**Exercise instructions:** For the entries that follow, state how many lines include the word "Coleta", giving the number and nothing else.

[Data entries for graphics]
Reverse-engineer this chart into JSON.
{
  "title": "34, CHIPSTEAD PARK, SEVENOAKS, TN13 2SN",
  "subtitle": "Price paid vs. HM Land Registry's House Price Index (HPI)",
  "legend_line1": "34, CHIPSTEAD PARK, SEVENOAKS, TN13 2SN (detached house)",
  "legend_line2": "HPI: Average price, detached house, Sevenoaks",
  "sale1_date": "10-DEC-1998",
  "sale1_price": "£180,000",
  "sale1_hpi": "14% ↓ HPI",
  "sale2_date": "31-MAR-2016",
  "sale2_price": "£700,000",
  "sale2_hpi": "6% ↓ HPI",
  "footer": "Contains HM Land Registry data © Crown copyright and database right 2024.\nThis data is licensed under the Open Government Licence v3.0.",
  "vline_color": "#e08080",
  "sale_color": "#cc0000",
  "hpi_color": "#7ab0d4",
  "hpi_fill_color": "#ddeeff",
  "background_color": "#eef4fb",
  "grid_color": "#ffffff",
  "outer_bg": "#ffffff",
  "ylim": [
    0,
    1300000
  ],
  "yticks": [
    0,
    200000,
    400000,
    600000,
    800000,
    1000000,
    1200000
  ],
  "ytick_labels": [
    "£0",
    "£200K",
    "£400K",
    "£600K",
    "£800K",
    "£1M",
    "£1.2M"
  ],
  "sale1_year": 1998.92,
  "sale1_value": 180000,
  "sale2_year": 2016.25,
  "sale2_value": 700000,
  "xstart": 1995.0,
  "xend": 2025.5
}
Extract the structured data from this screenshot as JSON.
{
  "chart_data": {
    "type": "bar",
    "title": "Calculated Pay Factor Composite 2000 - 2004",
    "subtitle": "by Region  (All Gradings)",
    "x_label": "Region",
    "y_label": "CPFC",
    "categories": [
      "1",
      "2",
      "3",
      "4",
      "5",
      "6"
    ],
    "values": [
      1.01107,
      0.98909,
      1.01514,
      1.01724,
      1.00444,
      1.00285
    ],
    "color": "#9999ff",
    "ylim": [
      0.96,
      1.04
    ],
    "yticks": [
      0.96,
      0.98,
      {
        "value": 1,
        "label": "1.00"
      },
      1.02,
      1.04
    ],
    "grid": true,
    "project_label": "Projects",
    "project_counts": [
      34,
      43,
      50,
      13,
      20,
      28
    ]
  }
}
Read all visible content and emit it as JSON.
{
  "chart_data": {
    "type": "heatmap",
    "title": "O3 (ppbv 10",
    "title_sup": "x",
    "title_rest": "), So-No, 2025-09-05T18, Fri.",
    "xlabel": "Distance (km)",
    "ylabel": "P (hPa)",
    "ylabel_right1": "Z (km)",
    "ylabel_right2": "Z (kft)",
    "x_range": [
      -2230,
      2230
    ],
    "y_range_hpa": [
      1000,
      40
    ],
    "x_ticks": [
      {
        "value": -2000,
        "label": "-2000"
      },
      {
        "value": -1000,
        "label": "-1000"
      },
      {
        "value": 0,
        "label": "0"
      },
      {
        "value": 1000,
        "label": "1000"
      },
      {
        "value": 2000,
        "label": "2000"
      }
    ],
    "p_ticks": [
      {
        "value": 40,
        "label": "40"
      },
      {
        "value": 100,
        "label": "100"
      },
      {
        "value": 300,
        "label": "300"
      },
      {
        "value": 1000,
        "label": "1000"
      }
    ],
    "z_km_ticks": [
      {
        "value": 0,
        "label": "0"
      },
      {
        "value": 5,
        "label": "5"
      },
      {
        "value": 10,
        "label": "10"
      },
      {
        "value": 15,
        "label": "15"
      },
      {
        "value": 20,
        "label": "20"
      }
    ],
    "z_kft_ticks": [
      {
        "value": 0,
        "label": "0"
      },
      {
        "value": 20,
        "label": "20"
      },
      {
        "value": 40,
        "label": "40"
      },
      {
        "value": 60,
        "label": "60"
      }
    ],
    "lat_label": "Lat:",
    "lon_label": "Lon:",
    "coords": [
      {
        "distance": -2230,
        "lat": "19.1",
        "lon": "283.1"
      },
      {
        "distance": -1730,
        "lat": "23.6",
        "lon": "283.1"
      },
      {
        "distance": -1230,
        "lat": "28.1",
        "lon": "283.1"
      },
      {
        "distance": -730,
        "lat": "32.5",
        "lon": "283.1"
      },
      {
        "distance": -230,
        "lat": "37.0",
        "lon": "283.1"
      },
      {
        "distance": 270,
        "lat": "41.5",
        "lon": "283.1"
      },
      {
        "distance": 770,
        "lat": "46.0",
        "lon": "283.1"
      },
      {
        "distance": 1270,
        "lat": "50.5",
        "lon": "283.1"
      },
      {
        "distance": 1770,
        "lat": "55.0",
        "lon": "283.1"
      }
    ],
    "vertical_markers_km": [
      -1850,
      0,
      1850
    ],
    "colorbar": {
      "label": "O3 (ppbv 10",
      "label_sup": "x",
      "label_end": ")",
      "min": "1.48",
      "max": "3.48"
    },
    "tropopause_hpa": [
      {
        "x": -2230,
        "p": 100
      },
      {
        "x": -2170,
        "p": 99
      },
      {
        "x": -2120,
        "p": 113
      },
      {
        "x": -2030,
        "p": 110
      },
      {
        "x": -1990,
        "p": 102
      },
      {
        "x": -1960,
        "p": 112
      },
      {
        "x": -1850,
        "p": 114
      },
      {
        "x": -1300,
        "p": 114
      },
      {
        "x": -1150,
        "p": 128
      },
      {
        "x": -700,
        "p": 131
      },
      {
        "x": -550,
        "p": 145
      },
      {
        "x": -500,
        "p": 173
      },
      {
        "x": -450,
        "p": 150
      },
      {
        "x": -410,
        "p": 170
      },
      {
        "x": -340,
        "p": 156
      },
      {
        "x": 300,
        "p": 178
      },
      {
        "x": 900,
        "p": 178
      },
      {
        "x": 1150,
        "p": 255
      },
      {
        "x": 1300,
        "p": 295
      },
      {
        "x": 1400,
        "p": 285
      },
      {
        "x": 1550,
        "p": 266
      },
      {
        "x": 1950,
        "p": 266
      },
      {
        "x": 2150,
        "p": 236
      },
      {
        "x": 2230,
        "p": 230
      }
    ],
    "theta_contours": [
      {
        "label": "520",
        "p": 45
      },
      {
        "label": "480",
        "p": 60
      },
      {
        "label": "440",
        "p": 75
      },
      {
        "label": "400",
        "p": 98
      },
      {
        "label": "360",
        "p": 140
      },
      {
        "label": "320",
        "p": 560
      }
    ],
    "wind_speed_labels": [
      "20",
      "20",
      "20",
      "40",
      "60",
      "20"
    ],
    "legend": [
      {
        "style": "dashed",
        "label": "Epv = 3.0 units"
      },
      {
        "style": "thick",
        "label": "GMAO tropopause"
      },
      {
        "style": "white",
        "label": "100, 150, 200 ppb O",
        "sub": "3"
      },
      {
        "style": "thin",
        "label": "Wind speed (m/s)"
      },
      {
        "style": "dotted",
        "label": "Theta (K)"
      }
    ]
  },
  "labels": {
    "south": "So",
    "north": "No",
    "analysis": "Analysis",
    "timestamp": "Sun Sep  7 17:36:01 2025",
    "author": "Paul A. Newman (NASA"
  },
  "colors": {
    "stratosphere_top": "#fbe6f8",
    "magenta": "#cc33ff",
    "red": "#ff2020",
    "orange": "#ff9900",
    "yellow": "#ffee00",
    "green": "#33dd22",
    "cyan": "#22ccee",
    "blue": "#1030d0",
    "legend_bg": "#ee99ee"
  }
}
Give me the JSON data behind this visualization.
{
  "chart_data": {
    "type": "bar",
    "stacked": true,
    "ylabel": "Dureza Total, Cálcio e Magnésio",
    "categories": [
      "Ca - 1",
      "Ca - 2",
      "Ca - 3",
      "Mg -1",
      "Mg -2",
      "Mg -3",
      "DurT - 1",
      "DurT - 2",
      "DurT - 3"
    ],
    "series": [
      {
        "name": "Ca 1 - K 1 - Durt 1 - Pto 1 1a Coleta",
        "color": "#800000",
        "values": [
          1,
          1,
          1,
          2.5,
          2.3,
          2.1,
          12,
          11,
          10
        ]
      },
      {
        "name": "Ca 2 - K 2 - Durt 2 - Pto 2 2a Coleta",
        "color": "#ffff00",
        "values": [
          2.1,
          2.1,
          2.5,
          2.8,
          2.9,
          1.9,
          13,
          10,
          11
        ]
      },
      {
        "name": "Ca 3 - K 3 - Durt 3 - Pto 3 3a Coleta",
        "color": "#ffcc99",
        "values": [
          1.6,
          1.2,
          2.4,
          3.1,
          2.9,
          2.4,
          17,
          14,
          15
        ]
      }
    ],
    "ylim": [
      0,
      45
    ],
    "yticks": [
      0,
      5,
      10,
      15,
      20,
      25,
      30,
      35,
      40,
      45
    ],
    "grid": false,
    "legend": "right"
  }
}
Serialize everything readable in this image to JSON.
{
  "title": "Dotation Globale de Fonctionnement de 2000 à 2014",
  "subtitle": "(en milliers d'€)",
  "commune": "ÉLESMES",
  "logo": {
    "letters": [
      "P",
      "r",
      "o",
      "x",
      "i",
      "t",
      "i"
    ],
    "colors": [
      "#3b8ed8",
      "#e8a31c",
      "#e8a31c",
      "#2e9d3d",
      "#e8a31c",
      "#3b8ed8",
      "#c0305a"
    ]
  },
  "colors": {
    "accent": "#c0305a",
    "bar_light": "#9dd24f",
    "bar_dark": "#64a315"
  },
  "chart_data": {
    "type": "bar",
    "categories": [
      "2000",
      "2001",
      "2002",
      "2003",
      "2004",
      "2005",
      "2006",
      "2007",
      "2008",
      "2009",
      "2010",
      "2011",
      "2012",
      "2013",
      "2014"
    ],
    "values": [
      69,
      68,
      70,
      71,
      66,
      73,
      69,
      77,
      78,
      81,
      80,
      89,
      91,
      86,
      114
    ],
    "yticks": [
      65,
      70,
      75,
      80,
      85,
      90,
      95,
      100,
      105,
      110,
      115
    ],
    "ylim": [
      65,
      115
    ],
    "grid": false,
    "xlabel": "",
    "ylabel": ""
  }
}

**Completed exercise:** 3